Written instruction ::
Using the data below, tally the lines that include the string "SUBMIT". Only the number is wanted.

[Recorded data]

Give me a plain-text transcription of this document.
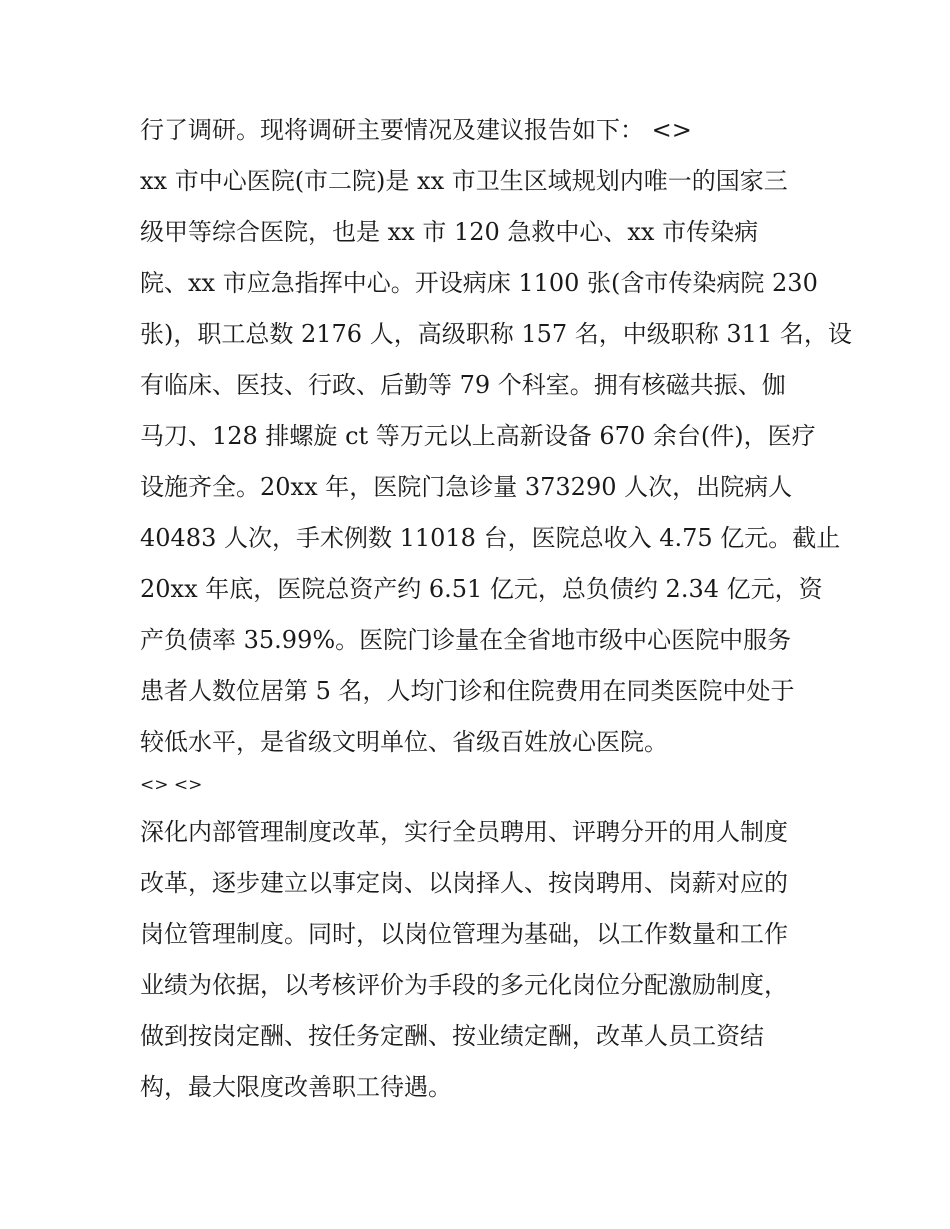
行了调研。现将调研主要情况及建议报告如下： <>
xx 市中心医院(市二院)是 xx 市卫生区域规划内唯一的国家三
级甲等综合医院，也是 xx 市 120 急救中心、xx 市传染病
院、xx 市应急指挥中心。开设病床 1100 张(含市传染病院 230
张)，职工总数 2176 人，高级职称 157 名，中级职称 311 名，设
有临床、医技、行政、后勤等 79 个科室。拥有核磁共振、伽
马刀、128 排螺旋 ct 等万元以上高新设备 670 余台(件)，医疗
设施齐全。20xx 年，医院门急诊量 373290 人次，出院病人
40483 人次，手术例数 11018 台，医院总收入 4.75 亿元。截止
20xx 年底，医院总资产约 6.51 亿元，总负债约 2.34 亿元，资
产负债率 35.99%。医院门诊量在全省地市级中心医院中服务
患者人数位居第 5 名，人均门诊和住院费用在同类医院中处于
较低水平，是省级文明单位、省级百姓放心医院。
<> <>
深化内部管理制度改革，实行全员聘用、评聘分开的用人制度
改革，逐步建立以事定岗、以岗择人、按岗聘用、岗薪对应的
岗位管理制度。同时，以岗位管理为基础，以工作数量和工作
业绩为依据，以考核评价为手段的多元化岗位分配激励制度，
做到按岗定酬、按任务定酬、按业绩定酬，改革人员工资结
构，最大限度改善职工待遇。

...

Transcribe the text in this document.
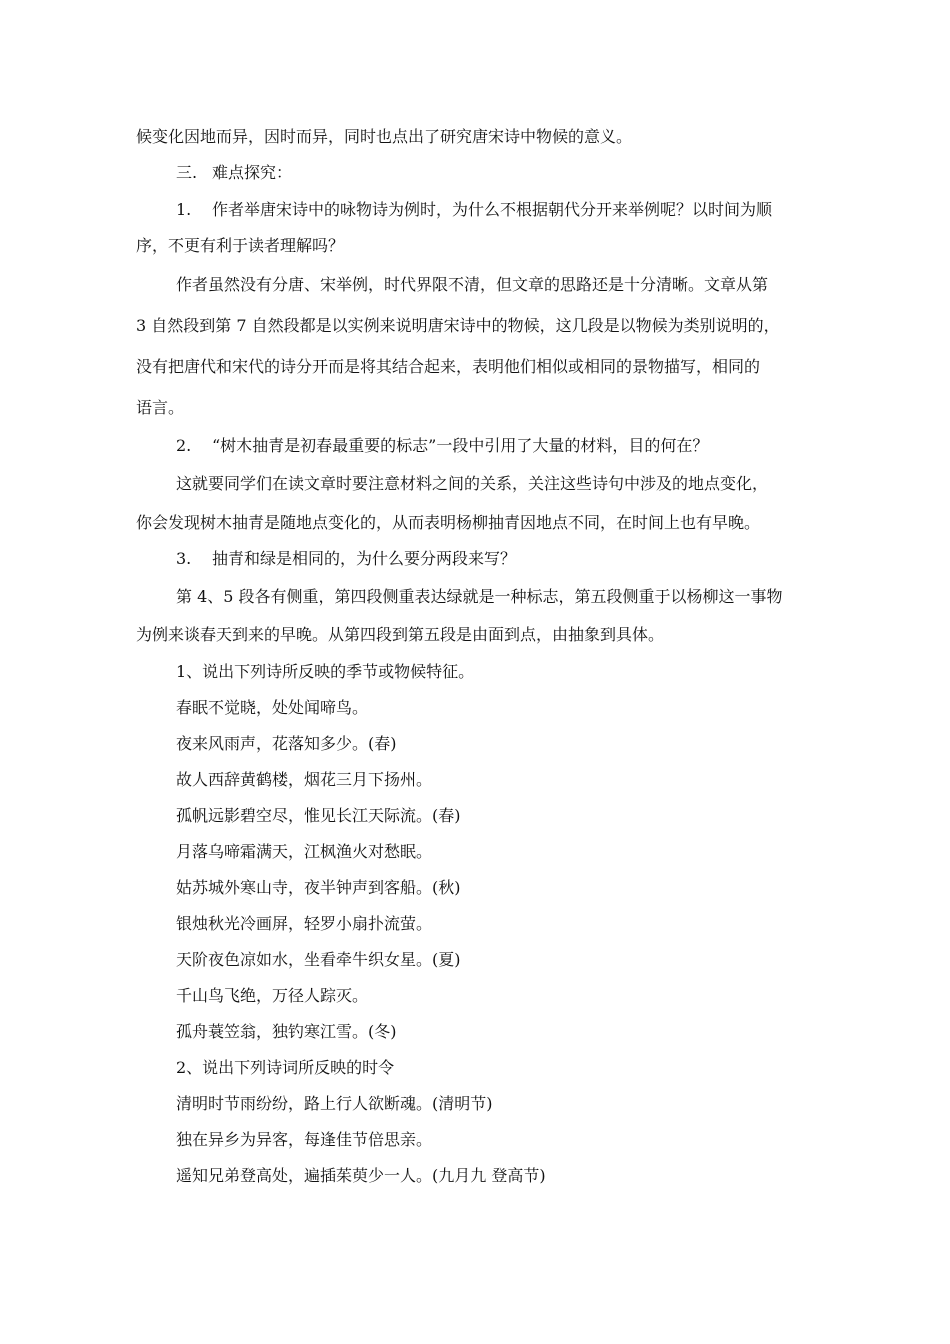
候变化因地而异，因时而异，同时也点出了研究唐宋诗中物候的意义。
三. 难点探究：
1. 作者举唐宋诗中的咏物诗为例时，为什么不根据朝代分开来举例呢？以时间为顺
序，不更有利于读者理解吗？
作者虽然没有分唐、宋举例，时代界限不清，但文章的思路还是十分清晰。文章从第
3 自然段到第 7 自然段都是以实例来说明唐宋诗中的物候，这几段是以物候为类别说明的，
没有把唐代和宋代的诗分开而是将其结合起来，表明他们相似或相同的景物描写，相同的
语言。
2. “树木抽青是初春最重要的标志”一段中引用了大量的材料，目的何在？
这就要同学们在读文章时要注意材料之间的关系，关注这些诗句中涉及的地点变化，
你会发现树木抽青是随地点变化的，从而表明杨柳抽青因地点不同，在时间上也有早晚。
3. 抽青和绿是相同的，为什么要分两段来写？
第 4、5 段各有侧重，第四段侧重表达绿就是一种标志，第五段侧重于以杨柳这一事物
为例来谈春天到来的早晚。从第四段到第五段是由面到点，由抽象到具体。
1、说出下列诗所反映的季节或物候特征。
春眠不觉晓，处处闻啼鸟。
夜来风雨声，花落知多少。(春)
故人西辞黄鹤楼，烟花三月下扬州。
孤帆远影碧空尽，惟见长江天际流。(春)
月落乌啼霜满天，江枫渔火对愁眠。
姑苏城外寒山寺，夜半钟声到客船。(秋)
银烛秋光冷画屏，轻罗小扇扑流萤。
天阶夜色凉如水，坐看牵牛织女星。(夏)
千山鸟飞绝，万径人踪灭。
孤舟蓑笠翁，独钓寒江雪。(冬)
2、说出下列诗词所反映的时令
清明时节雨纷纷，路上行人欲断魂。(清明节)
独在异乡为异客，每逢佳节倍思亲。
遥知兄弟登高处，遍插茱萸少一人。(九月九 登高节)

---

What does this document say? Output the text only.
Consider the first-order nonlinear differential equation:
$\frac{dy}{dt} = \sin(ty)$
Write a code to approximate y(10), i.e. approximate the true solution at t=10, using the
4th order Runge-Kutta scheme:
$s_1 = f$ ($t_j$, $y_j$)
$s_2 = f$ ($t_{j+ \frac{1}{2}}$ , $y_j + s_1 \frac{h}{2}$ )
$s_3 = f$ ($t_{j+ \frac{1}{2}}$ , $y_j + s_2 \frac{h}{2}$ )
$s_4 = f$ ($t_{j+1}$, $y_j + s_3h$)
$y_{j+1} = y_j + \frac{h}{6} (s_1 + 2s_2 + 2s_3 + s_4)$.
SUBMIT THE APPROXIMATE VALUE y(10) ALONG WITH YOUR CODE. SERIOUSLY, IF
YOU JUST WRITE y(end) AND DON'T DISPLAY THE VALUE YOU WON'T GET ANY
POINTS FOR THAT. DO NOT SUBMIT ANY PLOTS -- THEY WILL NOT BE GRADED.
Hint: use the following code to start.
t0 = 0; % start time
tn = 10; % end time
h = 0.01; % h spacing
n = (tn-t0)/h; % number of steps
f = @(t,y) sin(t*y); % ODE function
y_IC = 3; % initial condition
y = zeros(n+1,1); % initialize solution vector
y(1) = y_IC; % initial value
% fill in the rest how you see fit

Full response ::
2